Exercise prompt >>
Read the listing below and copy out every line that holds "label".

Source material >>

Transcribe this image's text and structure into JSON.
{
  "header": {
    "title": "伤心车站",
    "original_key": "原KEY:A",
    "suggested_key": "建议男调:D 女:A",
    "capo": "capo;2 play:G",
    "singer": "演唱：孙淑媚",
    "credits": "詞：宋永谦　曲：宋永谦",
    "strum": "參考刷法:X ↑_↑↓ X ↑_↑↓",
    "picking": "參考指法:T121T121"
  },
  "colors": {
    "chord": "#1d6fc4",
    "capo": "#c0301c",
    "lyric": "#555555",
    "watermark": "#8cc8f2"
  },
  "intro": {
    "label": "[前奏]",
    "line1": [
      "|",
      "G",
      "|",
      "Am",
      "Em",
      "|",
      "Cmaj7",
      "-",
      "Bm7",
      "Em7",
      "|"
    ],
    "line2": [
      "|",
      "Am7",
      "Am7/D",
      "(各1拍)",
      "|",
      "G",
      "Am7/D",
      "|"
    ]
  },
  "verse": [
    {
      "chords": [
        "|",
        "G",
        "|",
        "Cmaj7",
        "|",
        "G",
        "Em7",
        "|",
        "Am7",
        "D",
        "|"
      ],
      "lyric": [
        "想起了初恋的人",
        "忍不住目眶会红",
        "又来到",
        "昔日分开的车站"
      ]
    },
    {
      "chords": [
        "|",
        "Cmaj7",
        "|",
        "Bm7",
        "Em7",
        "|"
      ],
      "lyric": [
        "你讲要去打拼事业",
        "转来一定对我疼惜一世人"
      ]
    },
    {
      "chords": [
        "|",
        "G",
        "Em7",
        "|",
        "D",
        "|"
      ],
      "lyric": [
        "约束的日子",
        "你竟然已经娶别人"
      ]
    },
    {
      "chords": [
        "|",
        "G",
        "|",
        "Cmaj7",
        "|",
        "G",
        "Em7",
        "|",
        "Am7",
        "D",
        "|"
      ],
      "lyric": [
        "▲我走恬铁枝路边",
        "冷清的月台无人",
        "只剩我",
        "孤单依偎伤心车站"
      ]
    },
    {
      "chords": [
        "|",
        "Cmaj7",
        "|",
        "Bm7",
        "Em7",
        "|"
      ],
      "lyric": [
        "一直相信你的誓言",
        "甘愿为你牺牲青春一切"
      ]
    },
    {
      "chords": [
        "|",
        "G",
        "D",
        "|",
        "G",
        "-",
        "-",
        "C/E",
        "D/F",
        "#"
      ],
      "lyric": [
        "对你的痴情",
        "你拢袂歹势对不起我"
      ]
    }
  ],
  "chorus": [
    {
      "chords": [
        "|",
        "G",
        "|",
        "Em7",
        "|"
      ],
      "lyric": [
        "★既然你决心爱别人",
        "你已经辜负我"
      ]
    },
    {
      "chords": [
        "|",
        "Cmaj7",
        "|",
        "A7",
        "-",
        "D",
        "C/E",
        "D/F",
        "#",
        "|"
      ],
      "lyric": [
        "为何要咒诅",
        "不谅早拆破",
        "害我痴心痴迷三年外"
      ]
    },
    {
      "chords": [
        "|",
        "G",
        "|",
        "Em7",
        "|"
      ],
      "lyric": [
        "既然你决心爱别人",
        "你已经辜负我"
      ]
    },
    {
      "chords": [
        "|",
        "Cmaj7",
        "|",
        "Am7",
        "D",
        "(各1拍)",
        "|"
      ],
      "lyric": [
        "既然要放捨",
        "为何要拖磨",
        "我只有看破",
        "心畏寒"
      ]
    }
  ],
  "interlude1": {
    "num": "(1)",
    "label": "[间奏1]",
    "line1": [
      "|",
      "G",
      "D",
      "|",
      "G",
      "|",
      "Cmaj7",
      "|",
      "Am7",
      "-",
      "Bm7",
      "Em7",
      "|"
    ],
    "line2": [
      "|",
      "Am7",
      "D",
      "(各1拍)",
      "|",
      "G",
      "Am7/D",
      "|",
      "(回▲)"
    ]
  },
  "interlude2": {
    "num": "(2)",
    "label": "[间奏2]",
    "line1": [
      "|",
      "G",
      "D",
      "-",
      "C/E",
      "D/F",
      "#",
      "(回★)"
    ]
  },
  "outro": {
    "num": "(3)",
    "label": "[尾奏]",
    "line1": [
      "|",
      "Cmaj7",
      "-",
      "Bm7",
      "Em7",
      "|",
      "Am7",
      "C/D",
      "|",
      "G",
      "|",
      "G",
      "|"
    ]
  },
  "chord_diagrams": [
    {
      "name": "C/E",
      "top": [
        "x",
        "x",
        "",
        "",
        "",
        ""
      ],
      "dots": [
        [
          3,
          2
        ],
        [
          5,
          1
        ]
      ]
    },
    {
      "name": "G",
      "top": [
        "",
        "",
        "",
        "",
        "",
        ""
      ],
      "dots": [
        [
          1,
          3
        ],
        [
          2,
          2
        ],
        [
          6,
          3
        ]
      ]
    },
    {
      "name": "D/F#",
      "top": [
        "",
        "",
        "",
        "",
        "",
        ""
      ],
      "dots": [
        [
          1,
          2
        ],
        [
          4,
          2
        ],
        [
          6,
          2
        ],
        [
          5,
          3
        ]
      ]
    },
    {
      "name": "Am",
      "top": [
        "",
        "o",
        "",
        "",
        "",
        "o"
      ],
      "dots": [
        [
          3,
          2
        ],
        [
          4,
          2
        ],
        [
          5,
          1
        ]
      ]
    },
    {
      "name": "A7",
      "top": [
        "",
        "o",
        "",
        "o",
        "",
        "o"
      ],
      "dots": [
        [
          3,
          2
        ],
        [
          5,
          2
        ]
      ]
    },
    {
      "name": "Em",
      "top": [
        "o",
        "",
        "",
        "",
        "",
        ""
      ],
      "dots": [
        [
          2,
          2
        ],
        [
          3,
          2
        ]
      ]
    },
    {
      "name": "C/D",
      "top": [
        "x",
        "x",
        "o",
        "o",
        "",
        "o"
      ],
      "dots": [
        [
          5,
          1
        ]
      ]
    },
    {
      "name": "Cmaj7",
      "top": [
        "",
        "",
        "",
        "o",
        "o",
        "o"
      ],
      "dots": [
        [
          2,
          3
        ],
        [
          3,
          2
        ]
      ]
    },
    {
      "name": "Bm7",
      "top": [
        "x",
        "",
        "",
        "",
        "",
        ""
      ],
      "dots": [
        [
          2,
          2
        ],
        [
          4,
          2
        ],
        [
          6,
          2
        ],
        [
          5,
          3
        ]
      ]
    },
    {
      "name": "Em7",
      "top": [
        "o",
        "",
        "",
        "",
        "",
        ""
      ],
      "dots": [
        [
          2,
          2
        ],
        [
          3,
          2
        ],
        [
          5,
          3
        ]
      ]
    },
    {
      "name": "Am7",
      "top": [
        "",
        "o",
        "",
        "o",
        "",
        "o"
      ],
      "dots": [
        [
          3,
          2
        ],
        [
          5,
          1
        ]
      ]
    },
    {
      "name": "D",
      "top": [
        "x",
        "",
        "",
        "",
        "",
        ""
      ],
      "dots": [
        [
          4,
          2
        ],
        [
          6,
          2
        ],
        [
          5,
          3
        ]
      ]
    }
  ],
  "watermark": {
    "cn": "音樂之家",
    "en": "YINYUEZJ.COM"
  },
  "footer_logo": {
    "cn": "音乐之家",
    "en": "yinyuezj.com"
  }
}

Written answer >>
    "label": "[前奏]",
    "label": "[间奏1]",
    "label": "[间奏2]",
    "label": "[尾奏]",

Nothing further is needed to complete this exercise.